### DO THIS
Drop the images; return everything else in the listing below exactly.

** BEGIN **

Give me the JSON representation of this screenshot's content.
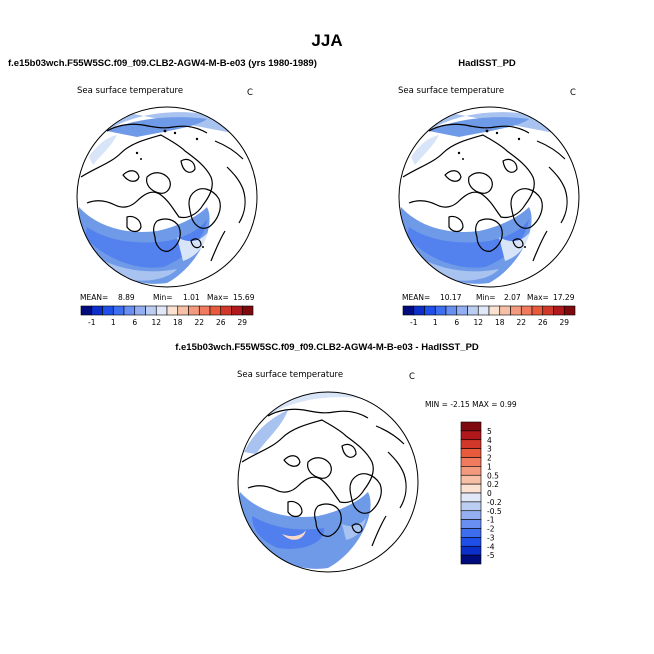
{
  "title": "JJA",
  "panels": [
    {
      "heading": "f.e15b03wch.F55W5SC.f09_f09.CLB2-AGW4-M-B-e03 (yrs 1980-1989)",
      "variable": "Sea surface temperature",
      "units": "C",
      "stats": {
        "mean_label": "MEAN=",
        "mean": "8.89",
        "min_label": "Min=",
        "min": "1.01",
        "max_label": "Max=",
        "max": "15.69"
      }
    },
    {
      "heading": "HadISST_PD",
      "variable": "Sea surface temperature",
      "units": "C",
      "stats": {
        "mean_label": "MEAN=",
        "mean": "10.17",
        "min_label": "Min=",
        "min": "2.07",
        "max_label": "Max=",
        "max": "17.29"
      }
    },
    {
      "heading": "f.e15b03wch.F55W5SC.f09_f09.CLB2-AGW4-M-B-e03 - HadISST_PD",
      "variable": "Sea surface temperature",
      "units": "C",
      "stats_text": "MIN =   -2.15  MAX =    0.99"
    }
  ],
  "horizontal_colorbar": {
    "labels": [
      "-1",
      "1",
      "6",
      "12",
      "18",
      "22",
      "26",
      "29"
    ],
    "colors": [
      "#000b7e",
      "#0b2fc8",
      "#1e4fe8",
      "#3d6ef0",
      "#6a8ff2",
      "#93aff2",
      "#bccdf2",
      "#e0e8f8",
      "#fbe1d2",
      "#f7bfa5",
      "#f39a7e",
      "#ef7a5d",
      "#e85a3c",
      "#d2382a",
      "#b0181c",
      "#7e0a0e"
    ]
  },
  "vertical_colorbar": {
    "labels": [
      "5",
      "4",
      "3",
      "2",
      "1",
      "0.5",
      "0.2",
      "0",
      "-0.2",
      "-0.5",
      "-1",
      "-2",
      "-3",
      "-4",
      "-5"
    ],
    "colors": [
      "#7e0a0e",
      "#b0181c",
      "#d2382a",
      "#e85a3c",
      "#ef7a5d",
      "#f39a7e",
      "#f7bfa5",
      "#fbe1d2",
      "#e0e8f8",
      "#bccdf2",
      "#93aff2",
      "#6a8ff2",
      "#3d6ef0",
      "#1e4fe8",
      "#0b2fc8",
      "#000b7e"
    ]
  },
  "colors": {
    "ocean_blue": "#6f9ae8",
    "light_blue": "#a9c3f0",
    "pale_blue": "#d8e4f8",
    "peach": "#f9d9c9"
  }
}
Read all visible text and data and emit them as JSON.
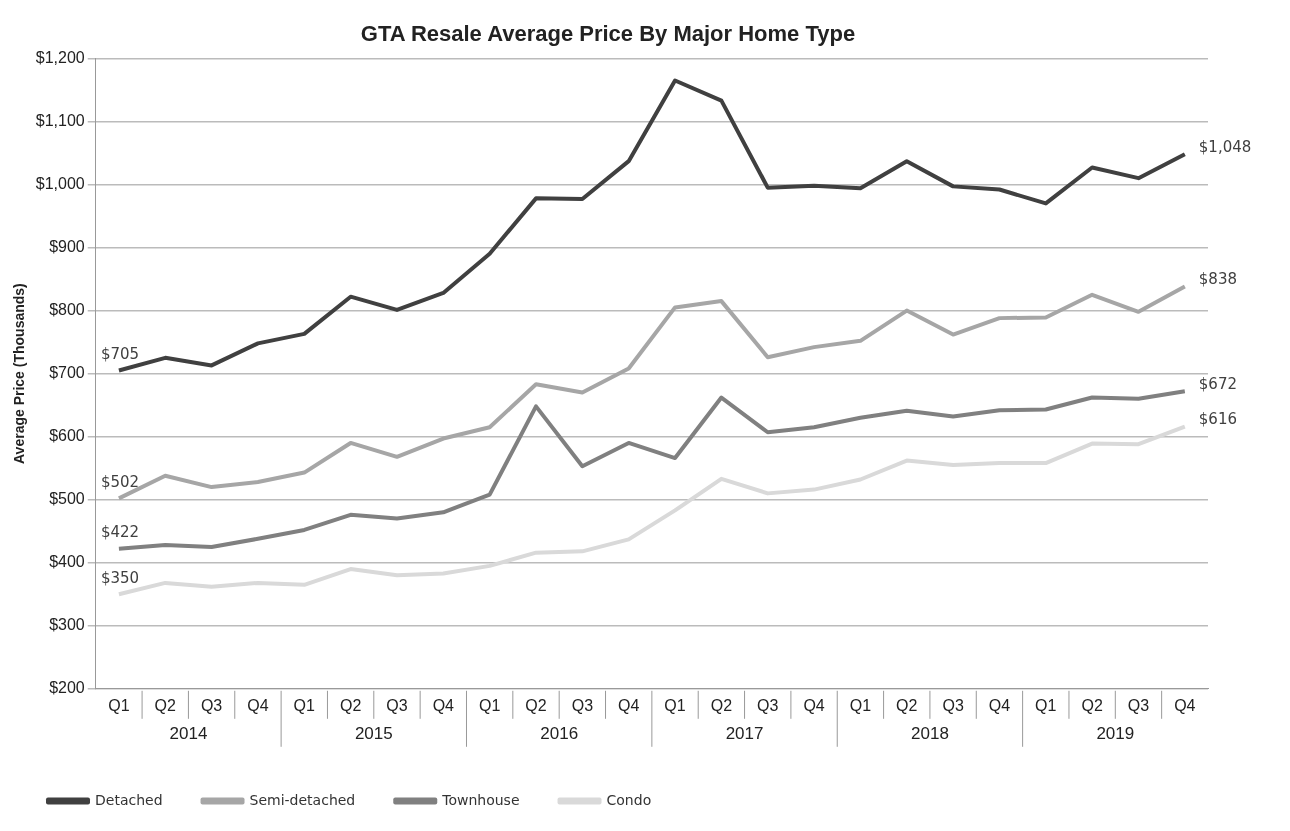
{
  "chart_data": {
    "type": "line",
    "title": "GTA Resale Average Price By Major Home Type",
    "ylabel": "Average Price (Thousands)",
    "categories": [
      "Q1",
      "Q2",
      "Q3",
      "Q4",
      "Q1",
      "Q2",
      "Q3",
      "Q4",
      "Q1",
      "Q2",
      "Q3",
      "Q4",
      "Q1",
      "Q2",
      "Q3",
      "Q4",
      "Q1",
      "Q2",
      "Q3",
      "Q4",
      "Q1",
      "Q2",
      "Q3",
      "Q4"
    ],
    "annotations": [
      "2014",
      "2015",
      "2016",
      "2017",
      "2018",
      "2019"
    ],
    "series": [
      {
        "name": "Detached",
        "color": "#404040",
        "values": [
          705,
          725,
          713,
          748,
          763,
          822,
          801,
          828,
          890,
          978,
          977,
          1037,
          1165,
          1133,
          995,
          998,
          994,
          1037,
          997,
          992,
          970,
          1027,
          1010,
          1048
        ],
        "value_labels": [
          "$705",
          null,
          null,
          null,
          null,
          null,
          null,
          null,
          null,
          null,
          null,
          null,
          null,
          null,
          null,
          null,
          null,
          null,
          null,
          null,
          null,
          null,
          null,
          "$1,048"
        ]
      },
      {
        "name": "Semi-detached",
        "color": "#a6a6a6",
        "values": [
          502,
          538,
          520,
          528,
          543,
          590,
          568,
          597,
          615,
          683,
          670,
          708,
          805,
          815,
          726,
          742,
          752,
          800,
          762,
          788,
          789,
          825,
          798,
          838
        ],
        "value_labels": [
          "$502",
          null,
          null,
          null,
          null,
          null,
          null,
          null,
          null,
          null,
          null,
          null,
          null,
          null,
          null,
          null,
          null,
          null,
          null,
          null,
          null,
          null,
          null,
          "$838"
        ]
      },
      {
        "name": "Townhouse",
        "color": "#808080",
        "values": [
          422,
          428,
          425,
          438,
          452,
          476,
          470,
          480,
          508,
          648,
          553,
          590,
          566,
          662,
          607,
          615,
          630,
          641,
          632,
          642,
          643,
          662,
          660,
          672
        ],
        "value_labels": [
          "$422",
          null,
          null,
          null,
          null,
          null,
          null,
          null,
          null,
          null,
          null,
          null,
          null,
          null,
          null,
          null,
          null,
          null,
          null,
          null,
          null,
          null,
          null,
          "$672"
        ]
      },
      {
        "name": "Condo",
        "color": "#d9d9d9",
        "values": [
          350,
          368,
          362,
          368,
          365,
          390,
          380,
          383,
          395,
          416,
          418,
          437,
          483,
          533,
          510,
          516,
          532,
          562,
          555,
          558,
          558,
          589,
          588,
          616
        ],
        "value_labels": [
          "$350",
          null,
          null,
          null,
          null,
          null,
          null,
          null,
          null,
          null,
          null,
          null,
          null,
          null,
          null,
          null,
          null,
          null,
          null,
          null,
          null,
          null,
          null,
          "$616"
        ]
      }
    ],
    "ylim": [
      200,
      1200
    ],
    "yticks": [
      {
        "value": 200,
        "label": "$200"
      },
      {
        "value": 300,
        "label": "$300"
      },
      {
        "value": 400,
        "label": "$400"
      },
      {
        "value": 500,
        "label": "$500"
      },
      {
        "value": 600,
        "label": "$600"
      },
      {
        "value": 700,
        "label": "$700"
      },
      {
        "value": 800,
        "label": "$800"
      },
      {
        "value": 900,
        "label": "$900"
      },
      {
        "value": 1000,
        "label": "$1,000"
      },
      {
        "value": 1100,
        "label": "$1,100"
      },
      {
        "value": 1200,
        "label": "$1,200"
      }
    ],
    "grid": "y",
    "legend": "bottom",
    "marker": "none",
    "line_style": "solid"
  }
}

** END **

### TASK RESULT
Give me the JSON representation of this screenshot's content.
{
  "title": "JJA",
  "panels": [
    {
      "heading": "f.e15b03wch.F55W5SC.f09_f09.CLB2-AGW4-M-B-e03 (yrs 1980-1989)",
      "variable": "Sea surface temperature",
      "units": "C",
      "stats": {
        "mean_label": "MEAN=",
        "mean": "8.89",
        "min_label": "Min=",
        "min": "1.01",
        "max_label": "Max=",
        "max": "15.69"
      }
    },
    {
      "heading": "HadISST_PD",
      "variable": "Sea surface temperature",
      "units": "C",
      "stats": {
        "mean_label": "MEAN=",
        "mean": "10.17",
        "min_label": "Min=",
        "min": "2.07",
        "max_label": "Max=",
        "max": "17.29"
      }
    },
    {
      "heading": "f.e15b03wch.F55W5SC.f09_f09.CLB2-AGW4-M-B-e03 - HadISST_PD",
      "variable": "Sea surface temperature",
      "units": "C",
      "stats_text": "MIN =   -2.15  MAX =    0.99"
    }
  ],
  "horizontal_colorbar": {
    "labels": [
      "-1",
      "1",
      "6",
      "12",
      "18",
      "22",
      "26",
      "29"
    ],
    "colors": [
      "#000b7e",
      "#0b2fc8",
      "#1e4fe8",
      "#3d6ef0",
      "#6a8ff2",
      "#93aff2",
      "#bccdf2",
      "#e0e8f8",
      "#fbe1d2",
      "#f7bfa5",
      "#f39a7e",
      "#ef7a5d",
      "#e85a3c",
      "#d2382a",
      "#b0181c",
      "#7e0a0e"
    ]
  },
  "vertical_colorbar": {
    "labels": [
      "5",
      "4",
      "3",
      "2",
      "1",
      "0.5",
      "0.2",
      "0",
      "-0.2",
      "-0.5",
      "-1",
      "-2",
      "-3",
      "-4",
      "-5"
    ],
    "colors": [
      "#7e0a0e",
      "#b0181c",
      "#d2382a",
      "#e85a3c",
      "#ef7a5d",
      "#f39a7e",
      "#f7bfa5",
      "#fbe1d2",
      "#e0e8f8",
      "#bccdf2",
      "#93aff2",
      "#6a8ff2",
      "#3d6ef0",
      "#1e4fe8",
      "#0b2fc8",
      "#000b7e"
    ]
  },
  "colors": {
    "ocean_blue": "#6f9ae8",
    "light_blue": "#a9c3f0",
    "pale_blue": "#d8e4f8",
    "peach": "#f9d9c9"
  }
}
Read all visible text and data and emit them as JSON.
{
  "chart_data": {
    "type": "line",
    "title": "GTA Resale Average Price By Major Home Type",
    "ylabel": "Average Price (Thousands)",
    "categories": [
      "Q1",
      "Q2",
      "Q3",
      "Q4",
      "Q1",
      "Q2",
      "Q3",
      "Q4",
      "Q1",
      "Q2",
      "Q3",
      "Q4",
      "Q1",
      "Q2",
      "Q3",
      "Q4",
      "Q1",
      "Q2",
      "Q3",
      "Q4",
      "Q1",
      "Q2",
      "Q3",
      "Q4"
    ],
    "annotations": [
      "2014",
      "2015",
      "2016",
      "2017",
      "2018",
      "2019"
    ],
    "series": [
      {
        "name": "Detached",
        "color": "#404040",
        "values": [
          705,
          725,
          713,
          748,
          763,
          822,
          801,
          828,
          890,
          978,
          977,
          1037,
          1165,
          1133,
          995,
          998,
          994,
          1037,
          997,
          992,
          970,
          1027,
          1010,
          1048
        ],
        "value_labels": [
          "$705",
          null,
          null,
          null,
          null,
          null,
          null,
          null,
          null,
          null,
          null,
          null,
          null,
          null,
          null,
          null,
          null,
          null,
          null,
          null,
          null,
          null,
          null,
          "$1,048"
        ]
      },
      {
        "name": "Semi-detached",
        "color": "#a6a6a6",
        "values": [
          502,
          538,
          520,
          528,
          543,
          590,
          568,
          597,
          615,
          683,
          670,
          708,
          805,
          815,
          726,
          742,
          752,
          800,
          762,
          788,
          789,
          825,
          798,
          838
        ],
        "value_labels": [
          "$502",
          null,
          null,
          null,
          null,
          null,
          null,
          null,
          null,
          null,
          null,
          null,
          null,
          null,
          null,
          null,
          null,
          null,
          null,
          null,
          null,
          null,
          null,
          "$838"
        ]
      },
      {
        "name": "Townhouse",
        "color": "#808080",
        "values": [
          422,
          428,
          425,
          438,
          452,
          476,
          470,
          480,
          508,
          648,
          553,
          590,
          566,
          662,
          607,
          615,
          630,
          641,
          632,
          642,
          643,
          662,
          660,
          672
        ],
        "value_labels": [
          "$422",
          null,
          null,
          null,
          null,
          null,
          null,
          null,
          null,
          null,
          null,
          null,
          null,
          null,
          null,
          null,
          null,
          null,
          null,
          null,
          null,
          null,
          null,
          "$672"
        ]
      },
      {
        "name": "Condo",
        "color": "#d9d9d9",
        "values": [
          350,
          368,
          362,
          368,
          365,
          390,
          380,
          383,
          395,
          416,
          418,
          437,
          483,
          533,
          510,
          516,
          532,
          562,
          555,
          558,
          558,
          589,
          588,
          616
        ],
        "value_labels": [
          "$350",
          null,
          null,
          null,
          null,
          null,
          null,
          null,
          null,
          null,
          null,
          null,
          null,
          null,
          null,
          null,
          null,
          null,
          null,
          null,
          null,
          null,
          null,
          "$616"
        ]
      }
    ],
    "ylim": [
      200,
      1200
    ],
    "yticks": [
      {
        "value": 200,
        "label": "$200"
      },
      {
        "value": 300,
        "label": "$300"
      },
      {
        "value": 400,
        "label": "$400"
      },
      {
        "value": 500,
        "label": "$500"
      },
      {
        "value": 600,
        "label": "$600"
      },
      {
        "value": 700,
        "label": "$700"
      },
      {
        "value": 800,
        "label": "$800"
      },
      {
        "value": 900,
        "label": "$900"
      },
      {
        "value": 1000,
        "label": "$1,000"
      },
      {
        "value": 1100,
        "label": "$1,100"
      },
      {
        "value": 1200,
        "label": "$1,200"
      }
    ],
    "grid": "y",
    "legend": "bottom",
    "marker": "none",
    "line_style": "solid"
  }
}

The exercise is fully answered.